** BEGIN Input data **
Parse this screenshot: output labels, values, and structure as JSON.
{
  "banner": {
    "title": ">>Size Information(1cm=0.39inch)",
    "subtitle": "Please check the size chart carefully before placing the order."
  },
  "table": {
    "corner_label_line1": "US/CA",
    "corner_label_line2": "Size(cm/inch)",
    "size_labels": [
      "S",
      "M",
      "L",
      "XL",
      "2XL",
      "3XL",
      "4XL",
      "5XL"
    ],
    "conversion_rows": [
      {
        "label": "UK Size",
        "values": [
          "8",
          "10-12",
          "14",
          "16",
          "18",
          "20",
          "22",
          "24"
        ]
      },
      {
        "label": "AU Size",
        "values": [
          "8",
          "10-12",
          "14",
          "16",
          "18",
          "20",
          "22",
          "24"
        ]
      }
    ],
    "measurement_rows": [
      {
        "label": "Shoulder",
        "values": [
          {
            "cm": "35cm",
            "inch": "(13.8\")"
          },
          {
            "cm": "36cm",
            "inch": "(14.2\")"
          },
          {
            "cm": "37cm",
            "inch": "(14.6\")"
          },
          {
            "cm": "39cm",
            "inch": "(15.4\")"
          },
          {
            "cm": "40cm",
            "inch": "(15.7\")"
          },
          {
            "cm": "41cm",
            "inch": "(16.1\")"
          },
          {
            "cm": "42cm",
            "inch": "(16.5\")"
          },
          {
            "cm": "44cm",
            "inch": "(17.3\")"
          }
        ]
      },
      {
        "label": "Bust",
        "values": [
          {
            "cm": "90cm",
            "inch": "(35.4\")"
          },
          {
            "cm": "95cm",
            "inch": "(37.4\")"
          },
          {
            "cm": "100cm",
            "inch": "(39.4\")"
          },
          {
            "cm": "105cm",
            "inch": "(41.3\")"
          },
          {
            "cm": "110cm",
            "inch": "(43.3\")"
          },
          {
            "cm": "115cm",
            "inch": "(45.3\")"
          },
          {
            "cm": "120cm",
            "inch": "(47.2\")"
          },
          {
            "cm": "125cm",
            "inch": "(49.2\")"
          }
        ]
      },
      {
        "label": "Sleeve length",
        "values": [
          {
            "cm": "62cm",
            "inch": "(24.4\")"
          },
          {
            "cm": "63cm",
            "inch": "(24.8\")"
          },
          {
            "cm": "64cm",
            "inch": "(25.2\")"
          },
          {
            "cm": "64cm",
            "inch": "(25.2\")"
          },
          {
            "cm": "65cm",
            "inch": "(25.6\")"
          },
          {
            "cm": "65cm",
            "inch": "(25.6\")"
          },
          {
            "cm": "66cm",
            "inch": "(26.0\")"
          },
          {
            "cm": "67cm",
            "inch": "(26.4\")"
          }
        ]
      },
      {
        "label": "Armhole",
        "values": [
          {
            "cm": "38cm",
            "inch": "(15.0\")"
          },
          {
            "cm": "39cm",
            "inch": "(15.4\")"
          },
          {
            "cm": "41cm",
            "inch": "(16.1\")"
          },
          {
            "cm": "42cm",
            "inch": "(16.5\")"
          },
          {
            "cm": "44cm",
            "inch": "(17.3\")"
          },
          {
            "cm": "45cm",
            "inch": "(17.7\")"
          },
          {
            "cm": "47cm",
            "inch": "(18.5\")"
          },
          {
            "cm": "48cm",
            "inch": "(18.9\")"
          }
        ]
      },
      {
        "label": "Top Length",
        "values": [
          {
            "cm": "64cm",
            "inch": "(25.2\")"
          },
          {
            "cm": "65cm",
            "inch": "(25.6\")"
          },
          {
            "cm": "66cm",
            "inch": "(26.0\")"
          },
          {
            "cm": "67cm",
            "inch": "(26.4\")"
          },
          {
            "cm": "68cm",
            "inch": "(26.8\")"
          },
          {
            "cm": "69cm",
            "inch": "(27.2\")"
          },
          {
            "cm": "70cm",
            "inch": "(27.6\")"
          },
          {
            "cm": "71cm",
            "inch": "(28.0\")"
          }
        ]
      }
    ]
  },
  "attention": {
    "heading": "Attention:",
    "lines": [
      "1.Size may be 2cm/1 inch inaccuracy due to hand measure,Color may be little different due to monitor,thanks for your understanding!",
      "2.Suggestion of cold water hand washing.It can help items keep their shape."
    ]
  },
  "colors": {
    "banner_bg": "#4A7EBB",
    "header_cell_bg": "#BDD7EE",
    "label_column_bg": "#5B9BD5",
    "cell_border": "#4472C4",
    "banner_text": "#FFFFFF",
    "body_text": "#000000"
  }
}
** END Input data **
→ Written task
Output the records verbatim, from the first line to the last.

→ Written solution
Parse this screenshot: output labels, values, and structure as JSON.
{
  "banner": {
    "title": ">>Size Information(1cm=0.39inch)",
    "subtitle": "Please check the size chart carefully before placing the order."
  },
  "table": {
    "corner_label_line1": "US/CA",
    "corner_label_line2": "Size(cm/inch)",
    "size_labels": [
      "S",
      "M",
      "L",
      "XL",
      "2XL",
      "3XL",
      "4XL",
      "5XL"
    ],
    "conversion_rows": [
      {
        "label": "UK Size",
        "values": [
          "8",
          "10-12",
          "14",
          "16",
          "18",
          "20",
          "22",
          "24"
        ]
      },
      {
        "label": "AU Size",
        "values": [
          "8",
          "10-12",
          "14",
          "16",
          "18",
          "20",
          "22",
          "24"
        ]
      }
    ],
    "measurement_rows": [
      {
        "label": "Shoulder",
        "values": [
          {
            "cm": "35cm",
            "inch": "(13.8\")"
          },
          {
            "cm": "36cm",
            "inch": "(14.2\")"
          },
          {
            "cm": "37cm",
            "inch": "(14.6\")"
          },
          {
            "cm": "39cm",
            "inch": "(15.4\")"
          },
          {
            "cm": "40cm",
            "inch": "(15.7\")"
          },
          {
            "cm": "41cm",
            "inch": "(16.1\")"
          },
          {
            "cm": "42cm",
            "inch": "(16.5\")"
          },
          {
            "cm": "44cm",
            "inch": "(17.3\")"
          }
        ]
      },
      {
        "label": "Bust",
        "values": [
          {
            "cm": "90cm",
            "inch": "(35.4\")"
          },
          {
            "cm": "95cm",
            "inch": "(37.4\")"
          },
          {
            "cm": "100cm",
            "inch": "(39.4\")"
          },
          {
            "cm": "105cm",
            "inch": "(41.3\")"
          },
          {
            "cm": "110cm",
            "inch": "(43.3\")"
          },
          {
            "cm": "115cm",
            "inch": "(45.3\")"
          },
          {
            "cm": "120cm",
            "inch": "(47.2\")"
          },
          {
            "cm": "125cm",
            "inch": "(49.2\")"
          }
        ]
      },
      {
        "label": "Sleeve length",
        "values": [
          {
            "cm": "62cm",
            "inch": "(24.4\")"
          },
          {
            "cm": "63cm",
            "inch": "(24.8\")"
          },
          {
            "cm": "64cm",
            "inch": "(25.2\")"
          },
          {
            "cm": "64cm",
            "inch": "(25.2\")"
          },
          {
            "cm": "65cm",
            "inch": "(25.6\")"
          },
          {
            "cm": "65cm",
            "inch": "(25.6\")"
          },
          {
            "cm": "66cm",
            "inch": "(26.0\")"
          },
          {
            "cm": "67cm",
            "inch": "(26.4\")"
          }
        ]
      },
      {
        "label": "Armhole",
        "values": [
          {
            "cm": "38cm",
            "inch": "(15.0\")"
          },
          {
            "cm": "39cm",
            "inch": "(15.4\")"
          },
          {
            "cm": "41cm",
            "inch": "(16.1\")"
          },
          {
            "cm": "42cm",
            "inch": "(16.5\")"
          },
          {
            "cm": "44cm",
            "inch": "(17.3\")"
          },
          {
            "cm": "45cm",
            "inch": "(17.7\")"
          },
          {
            "cm": "47cm",
            "inch": "(18.5\")"
          },
          {
            "cm": "48cm",
            "inch": "(18.9\")"
          }
        ]
      },
      {
        "label": "Top Length",
        "values": [
          {
            "cm": "64cm",
            "inch": "(25.2\")"
          },
          {
            "cm": "65cm",
            "inch": "(25.6\")"
          },
          {
            "cm": "66cm",
            "inch": "(26.0\")"
          },
          {
            "cm": "67cm",
            "inch": "(26.4\")"
          },
          {
            "cm": "68cm",
            "inch": "(26.8\")"
          },
          {
            "cm": "69cm",
            "inch": "(27.2\")"
          },
          {
            "cm": "70cm",
            "inch": "(27.6\")"
          },
          {
            "cm": "71cm",
            "inch": "(28.0\")"
          }
        ]
      }
    ]
  },
  "attention": {
    "heading": "Attention:",
    "lines": [
      "1.Size may be 2cm/1 inch inaccuracy due to hand measure,Color may be little different due to monitor,thanks for your understanding!",
      "2.Suggestion of cold water hand washing.It can help items keep their shape."
    ]
  },
  "colors": {
    "banner_bg": "#4A7EBB",
    "header_cell_bg": "#BDD7EE",
    "label_column_bg": "#5B9BD5",
    "cell_border": "#4472C4",
    "banner_text": "#FFFFFF",
    "body_text": "#000000"
  }
}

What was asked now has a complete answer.